What is needed: From the records, pick out and copy each line containing "document".

# Listing start

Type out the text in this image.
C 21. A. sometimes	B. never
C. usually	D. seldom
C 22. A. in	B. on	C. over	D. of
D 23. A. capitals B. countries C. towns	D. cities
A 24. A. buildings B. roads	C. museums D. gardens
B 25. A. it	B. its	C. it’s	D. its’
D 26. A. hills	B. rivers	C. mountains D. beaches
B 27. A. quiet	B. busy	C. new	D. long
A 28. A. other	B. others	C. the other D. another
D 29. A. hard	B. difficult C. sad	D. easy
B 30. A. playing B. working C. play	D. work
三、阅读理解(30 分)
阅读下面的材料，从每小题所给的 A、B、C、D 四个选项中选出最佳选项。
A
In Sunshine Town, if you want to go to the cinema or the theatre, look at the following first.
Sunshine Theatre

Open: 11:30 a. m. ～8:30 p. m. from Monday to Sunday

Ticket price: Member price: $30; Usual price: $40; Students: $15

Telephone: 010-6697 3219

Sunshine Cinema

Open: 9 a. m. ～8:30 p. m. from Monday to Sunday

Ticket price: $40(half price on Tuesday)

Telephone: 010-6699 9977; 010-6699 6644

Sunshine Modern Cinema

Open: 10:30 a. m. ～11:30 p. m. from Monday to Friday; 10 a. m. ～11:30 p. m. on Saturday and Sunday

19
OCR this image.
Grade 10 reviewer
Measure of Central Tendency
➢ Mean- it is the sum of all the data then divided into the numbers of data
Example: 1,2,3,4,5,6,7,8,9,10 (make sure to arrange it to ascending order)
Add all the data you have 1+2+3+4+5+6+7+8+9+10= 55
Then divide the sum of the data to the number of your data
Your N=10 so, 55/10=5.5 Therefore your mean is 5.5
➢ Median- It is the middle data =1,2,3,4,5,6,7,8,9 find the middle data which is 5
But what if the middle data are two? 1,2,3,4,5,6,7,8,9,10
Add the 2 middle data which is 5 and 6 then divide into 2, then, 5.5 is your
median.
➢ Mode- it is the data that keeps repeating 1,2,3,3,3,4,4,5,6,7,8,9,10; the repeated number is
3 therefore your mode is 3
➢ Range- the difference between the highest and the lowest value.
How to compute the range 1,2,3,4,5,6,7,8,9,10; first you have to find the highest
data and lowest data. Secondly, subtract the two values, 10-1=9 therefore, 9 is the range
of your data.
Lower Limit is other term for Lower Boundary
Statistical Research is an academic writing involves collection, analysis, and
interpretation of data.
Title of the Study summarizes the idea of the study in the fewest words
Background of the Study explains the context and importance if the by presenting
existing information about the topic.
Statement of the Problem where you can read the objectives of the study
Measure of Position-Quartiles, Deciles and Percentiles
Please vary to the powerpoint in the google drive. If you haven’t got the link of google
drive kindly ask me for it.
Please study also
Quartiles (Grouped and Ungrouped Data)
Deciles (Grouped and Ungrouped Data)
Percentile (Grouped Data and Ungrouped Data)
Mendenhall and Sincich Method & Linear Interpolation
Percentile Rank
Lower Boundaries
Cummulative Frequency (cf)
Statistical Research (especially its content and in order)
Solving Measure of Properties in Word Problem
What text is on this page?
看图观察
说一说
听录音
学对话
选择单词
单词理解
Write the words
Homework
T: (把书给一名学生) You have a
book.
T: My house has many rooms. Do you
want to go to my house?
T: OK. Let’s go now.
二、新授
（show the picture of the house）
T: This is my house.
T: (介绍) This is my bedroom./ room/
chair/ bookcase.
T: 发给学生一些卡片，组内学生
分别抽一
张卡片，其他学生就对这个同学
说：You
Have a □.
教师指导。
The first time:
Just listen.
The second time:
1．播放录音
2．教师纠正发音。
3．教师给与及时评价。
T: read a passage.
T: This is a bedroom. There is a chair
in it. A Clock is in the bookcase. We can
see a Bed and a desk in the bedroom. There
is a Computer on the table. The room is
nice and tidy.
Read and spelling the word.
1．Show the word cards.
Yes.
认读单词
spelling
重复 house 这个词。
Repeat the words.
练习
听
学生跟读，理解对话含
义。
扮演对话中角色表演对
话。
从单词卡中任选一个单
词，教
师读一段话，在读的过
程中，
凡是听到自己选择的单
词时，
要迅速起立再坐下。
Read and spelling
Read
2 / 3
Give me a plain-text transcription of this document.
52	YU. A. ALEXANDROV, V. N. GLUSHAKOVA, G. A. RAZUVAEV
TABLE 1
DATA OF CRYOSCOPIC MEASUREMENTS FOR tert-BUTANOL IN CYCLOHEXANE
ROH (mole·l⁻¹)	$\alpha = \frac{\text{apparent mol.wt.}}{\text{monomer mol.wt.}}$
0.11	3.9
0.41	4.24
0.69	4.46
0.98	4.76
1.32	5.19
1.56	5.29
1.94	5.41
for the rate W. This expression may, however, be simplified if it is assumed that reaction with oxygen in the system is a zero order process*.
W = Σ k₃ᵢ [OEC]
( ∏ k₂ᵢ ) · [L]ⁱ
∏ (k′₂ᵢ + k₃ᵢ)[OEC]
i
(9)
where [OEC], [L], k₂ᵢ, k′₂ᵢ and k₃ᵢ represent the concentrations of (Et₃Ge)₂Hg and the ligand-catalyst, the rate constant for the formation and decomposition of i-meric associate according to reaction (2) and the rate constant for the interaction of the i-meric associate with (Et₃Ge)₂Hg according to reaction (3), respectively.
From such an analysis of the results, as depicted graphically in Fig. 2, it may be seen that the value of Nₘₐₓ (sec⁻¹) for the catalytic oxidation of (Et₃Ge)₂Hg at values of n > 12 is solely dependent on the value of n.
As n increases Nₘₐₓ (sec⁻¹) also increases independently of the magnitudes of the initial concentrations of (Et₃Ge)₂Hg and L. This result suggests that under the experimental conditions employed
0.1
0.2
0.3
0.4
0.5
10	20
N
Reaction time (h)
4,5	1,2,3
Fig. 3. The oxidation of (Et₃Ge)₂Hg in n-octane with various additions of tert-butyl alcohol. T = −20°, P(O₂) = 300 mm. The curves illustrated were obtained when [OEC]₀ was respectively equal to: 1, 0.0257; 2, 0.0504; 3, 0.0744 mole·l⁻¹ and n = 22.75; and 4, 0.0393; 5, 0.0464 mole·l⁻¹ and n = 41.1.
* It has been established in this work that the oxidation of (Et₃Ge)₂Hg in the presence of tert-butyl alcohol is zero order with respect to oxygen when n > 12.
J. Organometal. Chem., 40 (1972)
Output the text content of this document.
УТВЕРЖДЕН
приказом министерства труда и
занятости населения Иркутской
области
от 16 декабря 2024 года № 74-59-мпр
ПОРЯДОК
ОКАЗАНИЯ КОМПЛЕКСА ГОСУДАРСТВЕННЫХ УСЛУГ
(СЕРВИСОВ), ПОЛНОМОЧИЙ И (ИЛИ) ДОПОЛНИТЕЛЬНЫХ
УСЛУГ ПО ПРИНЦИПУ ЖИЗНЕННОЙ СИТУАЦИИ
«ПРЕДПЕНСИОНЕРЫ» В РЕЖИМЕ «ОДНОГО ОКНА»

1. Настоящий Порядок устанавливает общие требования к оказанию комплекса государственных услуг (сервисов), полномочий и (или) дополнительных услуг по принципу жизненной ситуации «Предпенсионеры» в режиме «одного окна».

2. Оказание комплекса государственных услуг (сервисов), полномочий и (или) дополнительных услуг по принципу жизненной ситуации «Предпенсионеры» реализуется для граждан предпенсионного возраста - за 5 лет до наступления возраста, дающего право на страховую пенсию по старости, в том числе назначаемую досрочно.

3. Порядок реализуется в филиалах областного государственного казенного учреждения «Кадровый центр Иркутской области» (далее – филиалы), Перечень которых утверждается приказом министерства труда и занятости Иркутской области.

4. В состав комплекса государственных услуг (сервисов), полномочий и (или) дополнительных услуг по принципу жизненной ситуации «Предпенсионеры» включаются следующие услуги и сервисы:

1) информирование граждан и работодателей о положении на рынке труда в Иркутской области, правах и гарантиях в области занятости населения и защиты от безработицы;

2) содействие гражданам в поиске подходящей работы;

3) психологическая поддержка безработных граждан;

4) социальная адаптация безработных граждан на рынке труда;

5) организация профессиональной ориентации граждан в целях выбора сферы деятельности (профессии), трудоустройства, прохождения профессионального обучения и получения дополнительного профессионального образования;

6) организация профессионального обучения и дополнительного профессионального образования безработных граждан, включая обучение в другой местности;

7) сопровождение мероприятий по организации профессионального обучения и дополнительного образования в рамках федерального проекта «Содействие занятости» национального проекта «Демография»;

# Listing end

Complete response:
Give me a plain-text transcription of this document.
Output the text content of this document.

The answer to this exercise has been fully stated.